TO DO:
Collect every line of the records below that contains the word "high", matching case exactly.

----

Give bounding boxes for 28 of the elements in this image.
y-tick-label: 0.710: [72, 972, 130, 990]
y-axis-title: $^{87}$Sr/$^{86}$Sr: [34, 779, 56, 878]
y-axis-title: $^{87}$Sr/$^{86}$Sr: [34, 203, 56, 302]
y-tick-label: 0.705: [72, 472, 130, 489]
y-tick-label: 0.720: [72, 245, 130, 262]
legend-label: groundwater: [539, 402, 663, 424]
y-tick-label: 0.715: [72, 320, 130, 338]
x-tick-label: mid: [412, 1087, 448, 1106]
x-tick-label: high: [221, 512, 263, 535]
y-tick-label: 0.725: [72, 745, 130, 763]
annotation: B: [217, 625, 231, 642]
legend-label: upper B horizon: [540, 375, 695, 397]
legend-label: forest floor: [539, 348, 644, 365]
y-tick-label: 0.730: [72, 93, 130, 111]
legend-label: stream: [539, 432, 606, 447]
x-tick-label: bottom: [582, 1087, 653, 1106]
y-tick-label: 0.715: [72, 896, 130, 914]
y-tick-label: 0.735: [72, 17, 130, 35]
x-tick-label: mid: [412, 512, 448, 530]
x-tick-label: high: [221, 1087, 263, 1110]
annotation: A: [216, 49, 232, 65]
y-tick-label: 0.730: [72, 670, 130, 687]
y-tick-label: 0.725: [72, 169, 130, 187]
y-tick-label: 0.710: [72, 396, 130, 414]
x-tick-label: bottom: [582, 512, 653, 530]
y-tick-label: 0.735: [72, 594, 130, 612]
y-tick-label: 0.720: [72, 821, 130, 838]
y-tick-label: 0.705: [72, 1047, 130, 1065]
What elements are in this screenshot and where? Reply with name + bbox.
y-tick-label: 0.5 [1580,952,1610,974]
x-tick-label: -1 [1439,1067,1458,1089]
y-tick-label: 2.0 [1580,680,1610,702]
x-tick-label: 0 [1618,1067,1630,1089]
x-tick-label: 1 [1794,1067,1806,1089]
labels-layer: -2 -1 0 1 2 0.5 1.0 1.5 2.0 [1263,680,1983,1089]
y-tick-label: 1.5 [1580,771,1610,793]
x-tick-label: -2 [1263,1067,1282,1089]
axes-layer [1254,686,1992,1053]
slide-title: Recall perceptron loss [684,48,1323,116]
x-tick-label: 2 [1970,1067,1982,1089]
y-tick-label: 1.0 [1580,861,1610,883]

----

WRITTEN SOLUTION:
x-tick-label: high: [221, 512, 263, 535]
x-tick-label: high: [221, 1087, 263, 1110]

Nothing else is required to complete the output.